What you have to do.
Using the records below, locate all lines containing "подтверждающему" and return them.

Data for this exercise.
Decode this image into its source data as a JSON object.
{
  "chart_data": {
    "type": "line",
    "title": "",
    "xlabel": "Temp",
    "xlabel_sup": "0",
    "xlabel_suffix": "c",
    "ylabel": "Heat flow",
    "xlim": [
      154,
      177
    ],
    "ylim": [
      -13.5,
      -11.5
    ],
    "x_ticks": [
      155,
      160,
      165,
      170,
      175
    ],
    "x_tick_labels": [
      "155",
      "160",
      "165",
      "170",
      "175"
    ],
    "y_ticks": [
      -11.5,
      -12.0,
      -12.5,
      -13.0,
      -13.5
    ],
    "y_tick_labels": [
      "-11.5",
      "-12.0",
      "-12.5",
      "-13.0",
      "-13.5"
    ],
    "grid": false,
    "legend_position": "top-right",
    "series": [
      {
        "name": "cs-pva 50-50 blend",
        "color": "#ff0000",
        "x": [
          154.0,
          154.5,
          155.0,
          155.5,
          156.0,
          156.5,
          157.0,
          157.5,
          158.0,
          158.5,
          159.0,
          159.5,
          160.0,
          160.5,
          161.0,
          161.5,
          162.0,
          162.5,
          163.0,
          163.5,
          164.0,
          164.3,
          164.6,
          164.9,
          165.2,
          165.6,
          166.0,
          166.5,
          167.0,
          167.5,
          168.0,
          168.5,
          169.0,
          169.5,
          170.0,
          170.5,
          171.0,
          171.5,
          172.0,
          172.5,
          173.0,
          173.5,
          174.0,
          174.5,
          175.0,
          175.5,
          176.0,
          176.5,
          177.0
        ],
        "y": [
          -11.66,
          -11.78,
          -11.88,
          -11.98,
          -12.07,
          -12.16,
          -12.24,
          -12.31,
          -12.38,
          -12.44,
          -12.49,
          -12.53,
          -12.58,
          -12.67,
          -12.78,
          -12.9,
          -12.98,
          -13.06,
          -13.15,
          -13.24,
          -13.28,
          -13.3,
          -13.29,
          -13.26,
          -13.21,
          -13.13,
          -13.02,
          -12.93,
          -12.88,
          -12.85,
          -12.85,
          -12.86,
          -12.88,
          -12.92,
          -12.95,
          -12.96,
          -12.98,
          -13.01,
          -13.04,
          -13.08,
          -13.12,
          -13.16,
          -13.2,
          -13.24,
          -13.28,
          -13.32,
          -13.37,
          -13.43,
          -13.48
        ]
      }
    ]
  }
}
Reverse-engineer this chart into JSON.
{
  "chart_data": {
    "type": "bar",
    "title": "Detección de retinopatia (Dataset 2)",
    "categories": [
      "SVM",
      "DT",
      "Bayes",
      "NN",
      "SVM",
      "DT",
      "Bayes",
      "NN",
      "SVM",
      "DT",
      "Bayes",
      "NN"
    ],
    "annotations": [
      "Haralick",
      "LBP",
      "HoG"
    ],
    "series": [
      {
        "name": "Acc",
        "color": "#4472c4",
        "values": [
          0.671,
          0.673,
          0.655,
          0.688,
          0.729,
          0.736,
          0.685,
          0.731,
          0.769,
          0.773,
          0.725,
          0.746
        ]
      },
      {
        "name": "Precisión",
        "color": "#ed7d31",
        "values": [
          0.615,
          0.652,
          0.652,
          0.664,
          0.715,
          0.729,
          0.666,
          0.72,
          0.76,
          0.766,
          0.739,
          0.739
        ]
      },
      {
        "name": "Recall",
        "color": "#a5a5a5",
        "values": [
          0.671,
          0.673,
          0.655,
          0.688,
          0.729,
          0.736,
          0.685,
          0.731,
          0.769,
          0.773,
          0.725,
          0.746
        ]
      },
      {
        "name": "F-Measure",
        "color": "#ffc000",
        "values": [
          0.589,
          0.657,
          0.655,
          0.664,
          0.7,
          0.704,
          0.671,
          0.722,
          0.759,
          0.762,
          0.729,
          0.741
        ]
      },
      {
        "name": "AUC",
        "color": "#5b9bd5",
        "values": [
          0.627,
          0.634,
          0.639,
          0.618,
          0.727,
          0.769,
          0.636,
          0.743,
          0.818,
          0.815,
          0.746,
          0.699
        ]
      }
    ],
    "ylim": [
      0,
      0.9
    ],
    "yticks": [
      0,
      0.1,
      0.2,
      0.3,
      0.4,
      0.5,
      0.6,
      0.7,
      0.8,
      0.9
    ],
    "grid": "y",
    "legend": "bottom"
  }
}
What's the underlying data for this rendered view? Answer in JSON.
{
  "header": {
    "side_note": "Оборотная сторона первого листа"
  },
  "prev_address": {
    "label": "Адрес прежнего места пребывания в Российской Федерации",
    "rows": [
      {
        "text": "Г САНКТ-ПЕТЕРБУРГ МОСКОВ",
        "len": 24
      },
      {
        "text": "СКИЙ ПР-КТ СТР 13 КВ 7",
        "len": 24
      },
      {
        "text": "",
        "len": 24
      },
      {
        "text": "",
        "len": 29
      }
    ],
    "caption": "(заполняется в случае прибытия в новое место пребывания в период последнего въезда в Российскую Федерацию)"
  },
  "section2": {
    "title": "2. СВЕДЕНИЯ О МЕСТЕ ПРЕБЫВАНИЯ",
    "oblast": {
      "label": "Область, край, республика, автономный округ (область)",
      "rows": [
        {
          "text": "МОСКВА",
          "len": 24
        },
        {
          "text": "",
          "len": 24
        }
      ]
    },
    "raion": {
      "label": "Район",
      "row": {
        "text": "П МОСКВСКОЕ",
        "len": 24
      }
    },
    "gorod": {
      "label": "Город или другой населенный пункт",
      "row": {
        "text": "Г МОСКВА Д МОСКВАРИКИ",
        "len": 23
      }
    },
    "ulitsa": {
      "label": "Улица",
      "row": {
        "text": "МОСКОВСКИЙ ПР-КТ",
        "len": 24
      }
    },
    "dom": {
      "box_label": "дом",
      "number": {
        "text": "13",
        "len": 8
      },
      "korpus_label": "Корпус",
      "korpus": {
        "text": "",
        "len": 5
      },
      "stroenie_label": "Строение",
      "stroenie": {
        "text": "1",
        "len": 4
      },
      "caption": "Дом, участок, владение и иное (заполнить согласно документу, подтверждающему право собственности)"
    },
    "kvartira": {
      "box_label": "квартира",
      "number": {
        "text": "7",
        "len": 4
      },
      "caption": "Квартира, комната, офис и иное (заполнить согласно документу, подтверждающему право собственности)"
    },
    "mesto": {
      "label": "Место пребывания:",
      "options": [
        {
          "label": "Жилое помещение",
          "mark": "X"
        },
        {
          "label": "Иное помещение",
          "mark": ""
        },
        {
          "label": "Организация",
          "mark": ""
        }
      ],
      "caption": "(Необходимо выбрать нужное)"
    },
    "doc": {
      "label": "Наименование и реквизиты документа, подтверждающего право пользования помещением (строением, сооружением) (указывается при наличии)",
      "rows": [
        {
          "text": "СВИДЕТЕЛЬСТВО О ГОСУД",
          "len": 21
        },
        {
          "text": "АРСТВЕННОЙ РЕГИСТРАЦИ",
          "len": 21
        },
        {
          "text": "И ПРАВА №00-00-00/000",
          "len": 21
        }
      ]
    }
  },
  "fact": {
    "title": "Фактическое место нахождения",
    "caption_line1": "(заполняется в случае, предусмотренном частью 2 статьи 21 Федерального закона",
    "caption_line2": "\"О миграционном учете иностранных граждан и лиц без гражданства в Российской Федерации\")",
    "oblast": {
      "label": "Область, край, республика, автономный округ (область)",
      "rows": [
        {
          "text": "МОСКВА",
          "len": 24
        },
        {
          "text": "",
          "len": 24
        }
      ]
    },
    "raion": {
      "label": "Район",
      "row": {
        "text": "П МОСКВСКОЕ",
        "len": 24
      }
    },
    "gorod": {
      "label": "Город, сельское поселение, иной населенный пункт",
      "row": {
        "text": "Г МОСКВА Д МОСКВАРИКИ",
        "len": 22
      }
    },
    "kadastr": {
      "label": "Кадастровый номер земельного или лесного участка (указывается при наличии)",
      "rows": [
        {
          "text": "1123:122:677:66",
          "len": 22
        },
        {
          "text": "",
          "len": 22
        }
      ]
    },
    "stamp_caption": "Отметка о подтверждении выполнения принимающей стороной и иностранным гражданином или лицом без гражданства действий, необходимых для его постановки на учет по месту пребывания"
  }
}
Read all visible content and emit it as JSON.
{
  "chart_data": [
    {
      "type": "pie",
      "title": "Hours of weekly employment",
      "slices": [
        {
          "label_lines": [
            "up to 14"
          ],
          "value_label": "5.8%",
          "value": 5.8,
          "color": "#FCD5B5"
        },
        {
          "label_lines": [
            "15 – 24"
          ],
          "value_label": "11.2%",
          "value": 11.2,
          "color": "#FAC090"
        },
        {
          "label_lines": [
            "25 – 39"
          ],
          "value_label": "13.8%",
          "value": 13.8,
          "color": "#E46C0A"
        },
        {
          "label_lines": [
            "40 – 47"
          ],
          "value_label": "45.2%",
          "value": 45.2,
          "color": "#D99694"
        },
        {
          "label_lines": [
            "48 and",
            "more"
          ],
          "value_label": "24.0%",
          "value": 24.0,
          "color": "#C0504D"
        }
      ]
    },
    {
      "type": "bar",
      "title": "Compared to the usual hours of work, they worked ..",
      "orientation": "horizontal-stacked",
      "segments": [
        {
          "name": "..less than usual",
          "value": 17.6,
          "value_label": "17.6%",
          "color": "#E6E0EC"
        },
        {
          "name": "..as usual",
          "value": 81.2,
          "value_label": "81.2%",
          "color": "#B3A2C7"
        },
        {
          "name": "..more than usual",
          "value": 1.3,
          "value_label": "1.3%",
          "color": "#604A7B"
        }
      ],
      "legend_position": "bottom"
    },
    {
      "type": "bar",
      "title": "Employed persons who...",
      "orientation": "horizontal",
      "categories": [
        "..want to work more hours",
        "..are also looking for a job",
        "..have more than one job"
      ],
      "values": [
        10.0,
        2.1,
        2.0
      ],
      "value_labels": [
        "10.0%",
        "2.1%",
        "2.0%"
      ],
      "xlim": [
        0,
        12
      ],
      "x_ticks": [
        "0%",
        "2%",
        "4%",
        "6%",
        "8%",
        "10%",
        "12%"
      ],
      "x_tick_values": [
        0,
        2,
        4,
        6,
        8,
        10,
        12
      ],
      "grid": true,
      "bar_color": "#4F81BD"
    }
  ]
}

Task output.
      "caption": "Дом, участок, владение и иное (заполнить согласно документу, подтверждающему право собственности)"
      "caption": "Квартира, комната, офис и иное (заполнить согласно документу, подтверждающему право собственности)"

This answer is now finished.